◆ **PROBLEM STATEMENT**
Tally the lines that contain "BtnJugar" and report the total alone.

◆ **DATA**
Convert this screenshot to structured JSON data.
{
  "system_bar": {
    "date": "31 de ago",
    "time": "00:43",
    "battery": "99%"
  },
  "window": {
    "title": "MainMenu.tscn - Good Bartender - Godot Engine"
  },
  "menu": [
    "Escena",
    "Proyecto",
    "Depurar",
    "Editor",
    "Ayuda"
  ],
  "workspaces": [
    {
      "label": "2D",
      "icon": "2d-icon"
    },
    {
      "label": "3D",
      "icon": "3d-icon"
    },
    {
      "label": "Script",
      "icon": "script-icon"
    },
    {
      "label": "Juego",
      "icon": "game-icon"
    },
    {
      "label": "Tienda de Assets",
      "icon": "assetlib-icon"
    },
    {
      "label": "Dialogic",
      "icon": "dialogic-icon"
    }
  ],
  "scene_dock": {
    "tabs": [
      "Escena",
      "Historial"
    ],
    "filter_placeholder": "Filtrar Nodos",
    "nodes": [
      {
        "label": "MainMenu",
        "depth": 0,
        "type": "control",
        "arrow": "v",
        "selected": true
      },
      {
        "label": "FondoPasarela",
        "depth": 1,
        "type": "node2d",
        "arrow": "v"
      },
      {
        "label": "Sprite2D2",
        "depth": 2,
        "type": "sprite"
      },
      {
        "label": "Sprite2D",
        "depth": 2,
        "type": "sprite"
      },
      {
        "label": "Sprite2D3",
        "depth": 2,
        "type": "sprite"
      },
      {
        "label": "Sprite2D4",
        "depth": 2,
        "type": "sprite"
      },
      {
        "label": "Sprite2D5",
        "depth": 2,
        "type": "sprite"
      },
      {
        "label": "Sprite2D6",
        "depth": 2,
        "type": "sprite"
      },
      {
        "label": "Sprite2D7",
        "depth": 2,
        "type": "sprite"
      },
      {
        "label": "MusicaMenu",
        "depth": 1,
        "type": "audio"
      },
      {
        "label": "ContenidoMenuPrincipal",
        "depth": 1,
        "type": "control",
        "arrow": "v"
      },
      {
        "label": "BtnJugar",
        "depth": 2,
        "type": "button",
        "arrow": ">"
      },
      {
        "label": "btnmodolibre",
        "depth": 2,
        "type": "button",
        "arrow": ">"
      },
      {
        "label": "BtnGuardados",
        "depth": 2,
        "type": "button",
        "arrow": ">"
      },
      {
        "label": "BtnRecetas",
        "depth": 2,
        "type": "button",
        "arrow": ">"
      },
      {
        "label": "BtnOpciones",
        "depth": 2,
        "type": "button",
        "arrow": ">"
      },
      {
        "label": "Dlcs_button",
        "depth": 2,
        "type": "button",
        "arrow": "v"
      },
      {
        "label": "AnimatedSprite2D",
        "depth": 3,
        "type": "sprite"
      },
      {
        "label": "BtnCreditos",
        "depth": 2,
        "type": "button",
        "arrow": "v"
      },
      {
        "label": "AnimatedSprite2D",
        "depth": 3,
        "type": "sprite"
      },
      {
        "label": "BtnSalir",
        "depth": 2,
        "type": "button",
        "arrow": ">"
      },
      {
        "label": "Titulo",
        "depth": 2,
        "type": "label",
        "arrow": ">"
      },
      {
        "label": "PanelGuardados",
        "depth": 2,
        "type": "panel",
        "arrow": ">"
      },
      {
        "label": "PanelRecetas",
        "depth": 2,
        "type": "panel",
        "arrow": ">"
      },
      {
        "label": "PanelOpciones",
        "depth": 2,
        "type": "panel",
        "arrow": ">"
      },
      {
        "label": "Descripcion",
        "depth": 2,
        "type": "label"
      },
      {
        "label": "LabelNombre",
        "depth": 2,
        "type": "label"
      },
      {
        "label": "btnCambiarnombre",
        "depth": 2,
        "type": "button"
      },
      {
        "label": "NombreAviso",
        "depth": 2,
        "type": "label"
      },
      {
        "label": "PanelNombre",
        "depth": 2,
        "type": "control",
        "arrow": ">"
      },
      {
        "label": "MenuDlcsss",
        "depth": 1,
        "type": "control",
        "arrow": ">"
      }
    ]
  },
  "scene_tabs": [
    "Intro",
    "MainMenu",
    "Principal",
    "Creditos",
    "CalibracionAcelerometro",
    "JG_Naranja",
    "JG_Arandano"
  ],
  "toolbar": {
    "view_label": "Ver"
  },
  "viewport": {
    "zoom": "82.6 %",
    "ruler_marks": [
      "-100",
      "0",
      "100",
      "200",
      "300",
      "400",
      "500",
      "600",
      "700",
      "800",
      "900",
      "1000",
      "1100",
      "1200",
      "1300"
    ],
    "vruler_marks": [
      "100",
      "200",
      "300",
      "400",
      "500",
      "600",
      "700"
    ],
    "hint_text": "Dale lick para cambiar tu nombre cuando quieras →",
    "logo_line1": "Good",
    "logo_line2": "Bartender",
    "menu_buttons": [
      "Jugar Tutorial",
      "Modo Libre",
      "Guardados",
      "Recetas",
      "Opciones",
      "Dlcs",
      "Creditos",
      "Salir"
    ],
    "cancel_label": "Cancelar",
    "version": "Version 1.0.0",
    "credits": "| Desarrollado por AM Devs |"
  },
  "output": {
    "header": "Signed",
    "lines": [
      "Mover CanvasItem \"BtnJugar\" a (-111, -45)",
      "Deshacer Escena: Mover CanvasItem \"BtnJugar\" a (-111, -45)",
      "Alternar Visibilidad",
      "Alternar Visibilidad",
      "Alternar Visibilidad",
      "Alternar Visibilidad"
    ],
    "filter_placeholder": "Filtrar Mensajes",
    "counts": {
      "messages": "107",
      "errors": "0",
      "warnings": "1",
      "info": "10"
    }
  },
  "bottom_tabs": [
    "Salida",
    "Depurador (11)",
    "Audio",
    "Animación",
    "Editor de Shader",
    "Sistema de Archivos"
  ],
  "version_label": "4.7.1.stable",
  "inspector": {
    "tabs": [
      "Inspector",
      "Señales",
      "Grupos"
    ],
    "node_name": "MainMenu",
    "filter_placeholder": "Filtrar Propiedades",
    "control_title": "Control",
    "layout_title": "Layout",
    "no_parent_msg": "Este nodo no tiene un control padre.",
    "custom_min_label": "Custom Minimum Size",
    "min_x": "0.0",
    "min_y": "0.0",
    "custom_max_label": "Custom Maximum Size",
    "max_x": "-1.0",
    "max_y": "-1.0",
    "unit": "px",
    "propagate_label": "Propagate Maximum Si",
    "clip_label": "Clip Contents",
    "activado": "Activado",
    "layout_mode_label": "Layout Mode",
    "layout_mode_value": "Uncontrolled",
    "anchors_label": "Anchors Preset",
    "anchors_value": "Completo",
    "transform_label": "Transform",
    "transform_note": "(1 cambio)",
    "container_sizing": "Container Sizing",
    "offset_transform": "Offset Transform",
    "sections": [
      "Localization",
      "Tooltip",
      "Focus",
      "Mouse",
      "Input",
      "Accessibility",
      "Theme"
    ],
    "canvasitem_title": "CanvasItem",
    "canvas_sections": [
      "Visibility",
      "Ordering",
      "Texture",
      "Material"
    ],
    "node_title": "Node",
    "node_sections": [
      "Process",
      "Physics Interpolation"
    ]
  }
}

◆ **REPLY**
3